Problem description: Check each line below for the word "United", and copy those that have it.

(begin)

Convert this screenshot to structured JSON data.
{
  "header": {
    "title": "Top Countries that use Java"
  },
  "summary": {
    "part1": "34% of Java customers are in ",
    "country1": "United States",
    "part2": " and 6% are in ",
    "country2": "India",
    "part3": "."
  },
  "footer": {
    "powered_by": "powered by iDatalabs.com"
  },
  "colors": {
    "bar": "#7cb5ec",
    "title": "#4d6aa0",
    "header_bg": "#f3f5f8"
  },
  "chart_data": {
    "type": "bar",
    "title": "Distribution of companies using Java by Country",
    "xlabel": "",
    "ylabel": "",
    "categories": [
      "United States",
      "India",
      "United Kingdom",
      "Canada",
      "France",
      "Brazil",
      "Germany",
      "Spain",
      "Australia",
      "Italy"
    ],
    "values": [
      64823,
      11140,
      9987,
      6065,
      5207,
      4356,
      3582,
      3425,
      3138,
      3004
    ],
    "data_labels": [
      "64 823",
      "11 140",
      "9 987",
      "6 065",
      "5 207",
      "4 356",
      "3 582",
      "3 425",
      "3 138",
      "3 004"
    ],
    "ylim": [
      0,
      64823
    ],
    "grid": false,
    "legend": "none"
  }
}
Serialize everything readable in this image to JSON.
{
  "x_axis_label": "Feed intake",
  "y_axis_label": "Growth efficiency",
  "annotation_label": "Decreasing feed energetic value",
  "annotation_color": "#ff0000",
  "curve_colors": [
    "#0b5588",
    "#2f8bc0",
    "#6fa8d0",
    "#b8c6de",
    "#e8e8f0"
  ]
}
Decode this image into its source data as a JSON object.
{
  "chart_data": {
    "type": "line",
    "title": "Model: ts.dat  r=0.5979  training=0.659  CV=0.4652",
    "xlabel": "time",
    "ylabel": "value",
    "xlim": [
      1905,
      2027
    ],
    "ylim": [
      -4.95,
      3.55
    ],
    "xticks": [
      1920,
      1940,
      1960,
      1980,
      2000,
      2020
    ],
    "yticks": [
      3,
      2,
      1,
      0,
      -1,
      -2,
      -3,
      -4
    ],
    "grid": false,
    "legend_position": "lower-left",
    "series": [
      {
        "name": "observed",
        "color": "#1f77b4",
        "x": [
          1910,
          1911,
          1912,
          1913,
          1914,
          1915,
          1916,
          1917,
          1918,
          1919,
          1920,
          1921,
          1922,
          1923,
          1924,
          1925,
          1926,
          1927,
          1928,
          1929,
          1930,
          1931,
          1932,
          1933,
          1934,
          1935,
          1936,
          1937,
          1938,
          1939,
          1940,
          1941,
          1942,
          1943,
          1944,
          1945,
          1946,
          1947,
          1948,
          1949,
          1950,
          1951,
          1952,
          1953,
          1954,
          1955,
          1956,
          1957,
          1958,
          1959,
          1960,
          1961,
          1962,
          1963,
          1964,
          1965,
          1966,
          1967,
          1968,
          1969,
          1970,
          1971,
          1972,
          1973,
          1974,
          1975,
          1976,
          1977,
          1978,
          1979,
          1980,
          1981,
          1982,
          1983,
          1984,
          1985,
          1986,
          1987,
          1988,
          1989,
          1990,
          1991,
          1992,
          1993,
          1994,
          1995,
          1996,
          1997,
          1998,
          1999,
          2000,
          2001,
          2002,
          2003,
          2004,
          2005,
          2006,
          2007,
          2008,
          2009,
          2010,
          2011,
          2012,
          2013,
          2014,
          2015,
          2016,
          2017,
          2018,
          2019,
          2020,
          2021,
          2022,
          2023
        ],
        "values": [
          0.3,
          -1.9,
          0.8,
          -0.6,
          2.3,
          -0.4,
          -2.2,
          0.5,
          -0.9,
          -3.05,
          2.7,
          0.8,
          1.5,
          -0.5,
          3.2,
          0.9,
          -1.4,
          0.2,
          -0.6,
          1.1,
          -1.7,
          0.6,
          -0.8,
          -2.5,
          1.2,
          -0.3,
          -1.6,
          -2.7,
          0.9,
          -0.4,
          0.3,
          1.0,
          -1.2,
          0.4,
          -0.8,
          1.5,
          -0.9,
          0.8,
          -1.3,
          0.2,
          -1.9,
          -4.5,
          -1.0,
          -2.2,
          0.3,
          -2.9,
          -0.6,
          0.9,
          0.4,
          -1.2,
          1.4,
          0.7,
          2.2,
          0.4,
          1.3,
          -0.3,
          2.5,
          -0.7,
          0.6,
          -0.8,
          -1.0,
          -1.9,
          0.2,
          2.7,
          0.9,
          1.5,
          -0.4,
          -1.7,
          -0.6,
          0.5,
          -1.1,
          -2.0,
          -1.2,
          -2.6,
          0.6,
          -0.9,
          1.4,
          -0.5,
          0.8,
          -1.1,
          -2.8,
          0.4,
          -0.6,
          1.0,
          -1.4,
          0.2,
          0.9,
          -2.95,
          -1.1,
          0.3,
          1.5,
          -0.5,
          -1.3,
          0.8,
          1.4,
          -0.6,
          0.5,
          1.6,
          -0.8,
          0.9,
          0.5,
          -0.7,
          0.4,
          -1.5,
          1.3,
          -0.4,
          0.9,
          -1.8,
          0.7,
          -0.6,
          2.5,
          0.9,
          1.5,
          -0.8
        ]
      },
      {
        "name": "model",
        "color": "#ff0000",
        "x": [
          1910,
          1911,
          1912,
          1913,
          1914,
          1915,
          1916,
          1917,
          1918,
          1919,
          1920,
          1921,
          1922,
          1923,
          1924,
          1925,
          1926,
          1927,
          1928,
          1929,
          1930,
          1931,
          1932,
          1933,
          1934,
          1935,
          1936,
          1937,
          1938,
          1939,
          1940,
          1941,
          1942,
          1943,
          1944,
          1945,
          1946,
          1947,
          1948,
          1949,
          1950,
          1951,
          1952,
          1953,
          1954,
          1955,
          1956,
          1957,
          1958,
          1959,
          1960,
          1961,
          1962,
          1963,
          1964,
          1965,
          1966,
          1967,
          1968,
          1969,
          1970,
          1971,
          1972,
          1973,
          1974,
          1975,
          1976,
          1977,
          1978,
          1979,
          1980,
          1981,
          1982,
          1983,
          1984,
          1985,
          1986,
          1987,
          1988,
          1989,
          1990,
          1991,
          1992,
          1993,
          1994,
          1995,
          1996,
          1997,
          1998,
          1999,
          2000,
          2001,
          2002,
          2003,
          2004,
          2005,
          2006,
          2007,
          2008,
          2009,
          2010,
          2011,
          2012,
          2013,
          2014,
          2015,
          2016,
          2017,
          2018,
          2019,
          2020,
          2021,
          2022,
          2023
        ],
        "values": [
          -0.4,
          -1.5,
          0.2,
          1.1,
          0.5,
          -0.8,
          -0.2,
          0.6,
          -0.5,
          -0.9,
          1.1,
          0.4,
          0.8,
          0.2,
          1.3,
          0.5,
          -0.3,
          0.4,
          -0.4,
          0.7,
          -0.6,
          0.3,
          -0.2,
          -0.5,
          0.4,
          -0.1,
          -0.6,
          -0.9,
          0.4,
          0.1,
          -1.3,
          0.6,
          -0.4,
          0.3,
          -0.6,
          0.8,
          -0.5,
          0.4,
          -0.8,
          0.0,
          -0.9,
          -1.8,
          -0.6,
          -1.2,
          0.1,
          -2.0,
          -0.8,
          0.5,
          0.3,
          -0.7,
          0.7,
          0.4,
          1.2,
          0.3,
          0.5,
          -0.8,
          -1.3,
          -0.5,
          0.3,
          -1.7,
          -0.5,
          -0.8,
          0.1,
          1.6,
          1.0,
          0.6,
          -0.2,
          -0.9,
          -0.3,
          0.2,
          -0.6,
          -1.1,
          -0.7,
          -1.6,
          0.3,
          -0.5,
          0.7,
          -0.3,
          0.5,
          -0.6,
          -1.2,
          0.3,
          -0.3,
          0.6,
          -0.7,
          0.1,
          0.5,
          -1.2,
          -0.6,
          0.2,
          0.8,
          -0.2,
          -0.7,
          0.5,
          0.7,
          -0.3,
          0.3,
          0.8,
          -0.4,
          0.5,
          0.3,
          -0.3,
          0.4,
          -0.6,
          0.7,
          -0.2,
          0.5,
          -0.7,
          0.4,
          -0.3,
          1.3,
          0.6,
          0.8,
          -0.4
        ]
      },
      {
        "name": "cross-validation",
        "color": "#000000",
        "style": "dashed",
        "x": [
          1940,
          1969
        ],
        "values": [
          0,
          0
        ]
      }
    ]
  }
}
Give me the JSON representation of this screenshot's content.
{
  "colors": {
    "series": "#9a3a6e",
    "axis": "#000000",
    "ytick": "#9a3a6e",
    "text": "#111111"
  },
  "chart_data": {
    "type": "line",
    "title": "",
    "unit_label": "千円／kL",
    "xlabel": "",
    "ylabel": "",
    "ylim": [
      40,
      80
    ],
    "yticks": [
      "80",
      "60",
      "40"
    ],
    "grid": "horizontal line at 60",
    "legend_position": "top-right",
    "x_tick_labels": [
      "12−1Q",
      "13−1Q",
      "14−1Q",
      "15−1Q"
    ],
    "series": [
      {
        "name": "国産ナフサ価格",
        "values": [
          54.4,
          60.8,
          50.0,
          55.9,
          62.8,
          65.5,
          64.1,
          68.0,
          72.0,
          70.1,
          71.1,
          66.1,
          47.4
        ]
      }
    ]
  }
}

(end)

Task answer:
    "country1": "United States",
      "United States",
      "United Kingdom",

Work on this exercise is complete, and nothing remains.